• Stated task:
Repeat the entire listing exactly.

──────── Excerpted data

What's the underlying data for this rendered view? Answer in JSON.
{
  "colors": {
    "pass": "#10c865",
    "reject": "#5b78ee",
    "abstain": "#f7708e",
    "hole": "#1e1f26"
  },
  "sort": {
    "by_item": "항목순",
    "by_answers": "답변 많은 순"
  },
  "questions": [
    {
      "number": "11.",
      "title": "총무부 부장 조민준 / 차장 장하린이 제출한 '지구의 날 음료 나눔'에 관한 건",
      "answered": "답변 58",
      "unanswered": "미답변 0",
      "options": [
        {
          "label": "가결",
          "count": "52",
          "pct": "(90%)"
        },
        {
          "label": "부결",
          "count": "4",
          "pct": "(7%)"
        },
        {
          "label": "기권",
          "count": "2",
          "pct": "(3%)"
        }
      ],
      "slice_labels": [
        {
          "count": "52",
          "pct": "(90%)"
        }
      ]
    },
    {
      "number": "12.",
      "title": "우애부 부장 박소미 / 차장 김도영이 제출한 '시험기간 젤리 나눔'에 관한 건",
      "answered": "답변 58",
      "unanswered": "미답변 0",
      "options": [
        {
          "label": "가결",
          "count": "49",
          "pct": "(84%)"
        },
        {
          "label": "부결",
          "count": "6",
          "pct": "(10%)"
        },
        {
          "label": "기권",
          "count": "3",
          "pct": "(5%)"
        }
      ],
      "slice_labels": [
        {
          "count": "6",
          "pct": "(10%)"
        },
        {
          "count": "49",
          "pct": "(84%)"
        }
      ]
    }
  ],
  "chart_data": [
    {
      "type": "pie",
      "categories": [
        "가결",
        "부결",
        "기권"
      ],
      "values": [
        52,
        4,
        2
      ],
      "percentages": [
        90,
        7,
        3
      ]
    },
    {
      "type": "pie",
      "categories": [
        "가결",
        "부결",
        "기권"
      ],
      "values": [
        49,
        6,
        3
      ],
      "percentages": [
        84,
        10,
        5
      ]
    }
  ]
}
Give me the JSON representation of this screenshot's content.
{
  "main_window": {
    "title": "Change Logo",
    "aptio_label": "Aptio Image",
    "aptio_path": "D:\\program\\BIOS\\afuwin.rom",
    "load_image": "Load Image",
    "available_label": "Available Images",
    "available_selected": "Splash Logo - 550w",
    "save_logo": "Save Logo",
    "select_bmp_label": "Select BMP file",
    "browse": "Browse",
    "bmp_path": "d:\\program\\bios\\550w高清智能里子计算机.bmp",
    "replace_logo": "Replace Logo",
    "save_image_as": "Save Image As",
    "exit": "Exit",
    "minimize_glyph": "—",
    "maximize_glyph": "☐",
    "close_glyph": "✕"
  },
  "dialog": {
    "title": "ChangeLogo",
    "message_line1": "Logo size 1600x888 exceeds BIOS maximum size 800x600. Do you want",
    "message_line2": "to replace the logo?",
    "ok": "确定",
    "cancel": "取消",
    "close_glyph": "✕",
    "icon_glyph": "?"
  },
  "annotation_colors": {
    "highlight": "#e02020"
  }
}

────────────────

• Finished exercise:
What's the underlying data for this rendered view? Answer in JSON.
{
  "colors": {
    "pass": "#10c865",
    "reject": "#5b78ee",
    "abstain": "#f7708e",
    "hole": "#1e1f26"
  },
  "sort": {
    "by_item": "항목순",
    "by_answers": "답변 많은 순"
  },
  "questions": [
    {
      "number": "11.",
      "title": "총무부 부장 조민준 / 차장 장하린이 제출한 '지구의 날 음료 나눔'에 관한 건",
      "answered": "답변 58",
      "unanswered": "미답변 0",
      "options": [
        {
          "label": "가결",
          "count": "52",
          "pct": "(90%)"
        },
        {
          "label": "부결",
          "count": "4",
          "pct": "(7%)"
        },
        {
          "label": "기권",
          "count": "2",
          "pct": "(3%)"
        }
      ],
      "slice_labels": [
        {
          "count": "52",
          "pct": "(90%)"
        }
      ]
    },
    {
      "number": "12.",
      "title": "우애부 부장 박소미 / 차장 김도영이 제출한 '시험기간 젤리 나눔'에 관한 건",
      "answered": "답변 58",
      "unanswered": "미답변 0",
      "options": [
        {
          "label": "가결",
          "count": "49",
          "pct": "(84%)"
        },
        {
          "label": "부결",
          "count": "6",
          "pct": "(10%)"
        },
        {
          "label": "기권",
          "count": "3",
          "pct": "(5%)"
        }
      ],
      "slice_labels": [
        {
          "count": "6",
          "pct": "(10%)"
        },
        {
          "count": "49",
          "pct": "(84%)"
        }
      ]
    }
  ],
  "chart_data": [
    {
      "type": "pie",
      "categories": [
        "가결",
        "부결",
        "기권"
      ],
      "values": [
        52,
        4,
        2
      ],
      "percentages": [
        90,
        7,
        3
      ]
    },
    {
      "type": "pie",
      "categories": [
        "가결",
        "부결",
        "기권"
      ],
      "values": [
        49,
        6,
        3
      ],
      "percentages": [
        84,
        10,
        5
      ]
    }
  ]
}
Give me the JSON representation of this screenshot's content.
{
  "main_window": {
    "title": "Change Logo",
    "aptio_label": "Aptio Image",
    "aptio_path": "D:\\program\\BIOS\\afuwin.rom",
    "load_image": "Load Image",
    "available_label": "Available Images",
    "available_selected": "Splash Logo - 550w",
    "save_logo": "Save Logo",
    "select_bmp_label": "Select BMP file",
    "browse": "Browse",
    "bmp_path": "d:\\program\\bios\\550w高清智能里子计算机.bmp",
    "replace_logo": "Replace Logo",
    "save_image_as": "Save Image As",
    "exit": "Exit",
    "minimize_glyph": "—",
    "maximize_glyph": "☐",
    "close_glyph": "✕"
  },
  "dialog": {
    "title": "ChangeLogo",
    "message_line1": "Logo size 1600x888 exceeds BIOS maximum size 800x600. Do you want",
    "message_line2": "to replace the logo?",
    "ok": "确定",
    "cancel": "取消",
    "close_glyph": "✕",
    "icon_glyph": "?"
  },
  "annotation_colors": {
    "highlight": "#e02020"
  }
}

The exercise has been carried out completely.